### TASK DESCRIPTION
Say the number of lines containing the string "Full", and say nothing else.

### MATERIAL PROVIDED
========================

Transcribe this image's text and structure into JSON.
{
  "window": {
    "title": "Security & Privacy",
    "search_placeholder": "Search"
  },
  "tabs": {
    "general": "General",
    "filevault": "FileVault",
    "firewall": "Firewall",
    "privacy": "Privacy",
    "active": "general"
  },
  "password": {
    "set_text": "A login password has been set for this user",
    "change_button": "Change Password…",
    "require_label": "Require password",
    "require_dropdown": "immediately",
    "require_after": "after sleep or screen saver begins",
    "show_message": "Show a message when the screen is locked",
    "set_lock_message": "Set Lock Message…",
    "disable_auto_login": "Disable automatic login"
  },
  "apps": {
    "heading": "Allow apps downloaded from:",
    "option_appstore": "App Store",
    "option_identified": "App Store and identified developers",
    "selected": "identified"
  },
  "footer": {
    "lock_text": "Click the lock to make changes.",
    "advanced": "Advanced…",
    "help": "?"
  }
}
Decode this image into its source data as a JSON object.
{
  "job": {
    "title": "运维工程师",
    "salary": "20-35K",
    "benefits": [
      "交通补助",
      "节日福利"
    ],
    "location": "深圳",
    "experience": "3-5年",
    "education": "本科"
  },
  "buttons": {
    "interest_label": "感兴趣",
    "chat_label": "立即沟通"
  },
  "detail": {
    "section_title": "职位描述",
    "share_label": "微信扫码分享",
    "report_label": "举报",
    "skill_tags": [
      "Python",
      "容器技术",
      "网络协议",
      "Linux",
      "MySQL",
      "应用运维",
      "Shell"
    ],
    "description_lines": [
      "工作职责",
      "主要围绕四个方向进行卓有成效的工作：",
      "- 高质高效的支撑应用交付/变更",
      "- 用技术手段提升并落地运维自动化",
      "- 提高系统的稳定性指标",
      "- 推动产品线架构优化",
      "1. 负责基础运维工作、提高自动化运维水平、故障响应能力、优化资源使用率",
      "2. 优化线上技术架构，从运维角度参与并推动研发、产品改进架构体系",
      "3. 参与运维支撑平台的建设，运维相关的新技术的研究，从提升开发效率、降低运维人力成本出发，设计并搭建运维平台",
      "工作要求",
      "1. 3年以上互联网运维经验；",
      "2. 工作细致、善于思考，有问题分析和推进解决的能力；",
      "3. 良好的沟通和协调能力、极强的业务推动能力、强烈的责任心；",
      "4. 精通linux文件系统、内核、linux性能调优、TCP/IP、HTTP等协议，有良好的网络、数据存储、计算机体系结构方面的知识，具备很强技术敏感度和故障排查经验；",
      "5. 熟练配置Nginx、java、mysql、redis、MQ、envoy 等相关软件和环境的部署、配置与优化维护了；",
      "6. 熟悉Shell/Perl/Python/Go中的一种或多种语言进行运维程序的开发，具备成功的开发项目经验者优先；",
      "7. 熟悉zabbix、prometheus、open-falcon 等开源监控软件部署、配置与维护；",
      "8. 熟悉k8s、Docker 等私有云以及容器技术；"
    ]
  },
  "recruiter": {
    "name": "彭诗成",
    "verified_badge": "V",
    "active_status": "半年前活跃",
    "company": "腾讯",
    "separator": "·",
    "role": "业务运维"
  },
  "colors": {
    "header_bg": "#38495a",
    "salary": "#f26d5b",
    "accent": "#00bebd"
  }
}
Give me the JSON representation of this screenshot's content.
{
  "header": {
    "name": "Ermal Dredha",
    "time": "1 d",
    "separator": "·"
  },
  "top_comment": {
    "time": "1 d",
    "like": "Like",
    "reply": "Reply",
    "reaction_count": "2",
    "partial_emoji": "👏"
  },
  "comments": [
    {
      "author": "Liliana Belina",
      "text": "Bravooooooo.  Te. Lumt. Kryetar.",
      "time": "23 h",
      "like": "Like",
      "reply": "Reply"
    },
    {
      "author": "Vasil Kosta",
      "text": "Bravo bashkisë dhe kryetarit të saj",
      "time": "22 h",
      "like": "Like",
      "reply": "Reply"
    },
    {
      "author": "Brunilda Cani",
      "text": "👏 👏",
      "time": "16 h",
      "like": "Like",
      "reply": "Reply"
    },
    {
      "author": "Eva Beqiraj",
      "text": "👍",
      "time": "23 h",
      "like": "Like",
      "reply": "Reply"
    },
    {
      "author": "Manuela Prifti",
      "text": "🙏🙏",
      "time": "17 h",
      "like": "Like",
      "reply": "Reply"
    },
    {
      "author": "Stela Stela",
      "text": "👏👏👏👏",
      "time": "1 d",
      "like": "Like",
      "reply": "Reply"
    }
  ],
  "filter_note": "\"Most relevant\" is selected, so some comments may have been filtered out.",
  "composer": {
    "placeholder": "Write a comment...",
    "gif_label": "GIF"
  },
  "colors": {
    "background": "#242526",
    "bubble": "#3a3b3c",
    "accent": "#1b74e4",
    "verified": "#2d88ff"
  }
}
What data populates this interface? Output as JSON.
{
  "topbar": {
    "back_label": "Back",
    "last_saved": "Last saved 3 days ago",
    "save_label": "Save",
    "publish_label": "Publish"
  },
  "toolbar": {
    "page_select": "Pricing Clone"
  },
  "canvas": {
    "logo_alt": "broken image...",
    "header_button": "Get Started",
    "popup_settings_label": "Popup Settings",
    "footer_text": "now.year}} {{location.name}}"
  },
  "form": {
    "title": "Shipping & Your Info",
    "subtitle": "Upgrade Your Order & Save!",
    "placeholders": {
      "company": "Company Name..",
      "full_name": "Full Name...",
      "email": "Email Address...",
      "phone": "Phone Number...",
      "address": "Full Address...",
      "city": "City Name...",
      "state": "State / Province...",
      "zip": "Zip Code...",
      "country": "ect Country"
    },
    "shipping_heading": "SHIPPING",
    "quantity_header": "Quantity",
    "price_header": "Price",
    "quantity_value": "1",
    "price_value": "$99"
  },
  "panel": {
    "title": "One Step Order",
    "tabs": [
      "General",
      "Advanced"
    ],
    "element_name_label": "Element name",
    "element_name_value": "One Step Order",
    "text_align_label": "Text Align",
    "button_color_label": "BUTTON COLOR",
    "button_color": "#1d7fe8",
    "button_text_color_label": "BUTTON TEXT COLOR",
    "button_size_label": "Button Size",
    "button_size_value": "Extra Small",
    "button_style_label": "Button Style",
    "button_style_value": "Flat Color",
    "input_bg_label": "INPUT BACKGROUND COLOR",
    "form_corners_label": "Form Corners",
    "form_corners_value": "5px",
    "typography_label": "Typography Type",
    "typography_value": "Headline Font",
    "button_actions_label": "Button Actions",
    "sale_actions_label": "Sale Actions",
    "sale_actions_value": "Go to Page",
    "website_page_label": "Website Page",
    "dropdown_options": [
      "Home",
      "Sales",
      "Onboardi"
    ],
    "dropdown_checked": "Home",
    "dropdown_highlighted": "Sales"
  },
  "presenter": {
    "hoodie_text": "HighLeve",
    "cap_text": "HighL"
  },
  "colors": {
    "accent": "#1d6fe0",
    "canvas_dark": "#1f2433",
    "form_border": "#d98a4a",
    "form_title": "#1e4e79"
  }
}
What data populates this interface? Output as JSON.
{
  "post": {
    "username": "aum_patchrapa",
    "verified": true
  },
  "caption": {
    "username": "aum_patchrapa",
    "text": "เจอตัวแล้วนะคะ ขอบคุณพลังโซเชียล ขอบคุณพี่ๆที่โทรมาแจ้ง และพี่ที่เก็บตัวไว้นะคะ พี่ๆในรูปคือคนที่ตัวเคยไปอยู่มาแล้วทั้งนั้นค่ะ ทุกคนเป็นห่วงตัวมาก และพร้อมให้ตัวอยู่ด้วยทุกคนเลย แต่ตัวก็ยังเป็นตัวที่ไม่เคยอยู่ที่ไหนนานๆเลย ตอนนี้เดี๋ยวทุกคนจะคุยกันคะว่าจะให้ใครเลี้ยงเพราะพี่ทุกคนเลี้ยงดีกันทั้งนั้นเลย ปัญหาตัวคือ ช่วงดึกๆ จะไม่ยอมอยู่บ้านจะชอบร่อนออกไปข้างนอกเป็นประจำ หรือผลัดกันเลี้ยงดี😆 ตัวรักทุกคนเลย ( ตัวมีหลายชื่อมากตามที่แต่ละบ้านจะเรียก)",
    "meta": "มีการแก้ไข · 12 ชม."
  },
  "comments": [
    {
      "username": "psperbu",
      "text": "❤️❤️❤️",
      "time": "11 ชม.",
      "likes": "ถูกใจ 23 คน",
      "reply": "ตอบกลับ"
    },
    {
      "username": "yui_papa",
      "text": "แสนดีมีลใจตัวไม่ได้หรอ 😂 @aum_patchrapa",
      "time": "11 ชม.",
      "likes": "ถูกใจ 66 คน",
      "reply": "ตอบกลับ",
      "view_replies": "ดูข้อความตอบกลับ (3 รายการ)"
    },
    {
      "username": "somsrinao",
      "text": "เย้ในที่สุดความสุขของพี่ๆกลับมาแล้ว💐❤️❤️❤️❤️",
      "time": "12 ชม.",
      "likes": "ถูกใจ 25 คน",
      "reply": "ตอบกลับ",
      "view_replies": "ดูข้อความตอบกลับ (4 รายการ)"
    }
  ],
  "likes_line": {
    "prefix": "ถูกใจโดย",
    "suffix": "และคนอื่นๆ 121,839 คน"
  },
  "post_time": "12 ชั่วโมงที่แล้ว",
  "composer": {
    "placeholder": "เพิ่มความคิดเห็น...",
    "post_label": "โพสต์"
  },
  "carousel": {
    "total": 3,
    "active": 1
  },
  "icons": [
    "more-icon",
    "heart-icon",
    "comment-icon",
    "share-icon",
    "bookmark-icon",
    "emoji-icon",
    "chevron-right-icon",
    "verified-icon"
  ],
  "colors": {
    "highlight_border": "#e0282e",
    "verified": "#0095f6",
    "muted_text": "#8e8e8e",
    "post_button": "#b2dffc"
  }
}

========================

### RESULT BELOW
2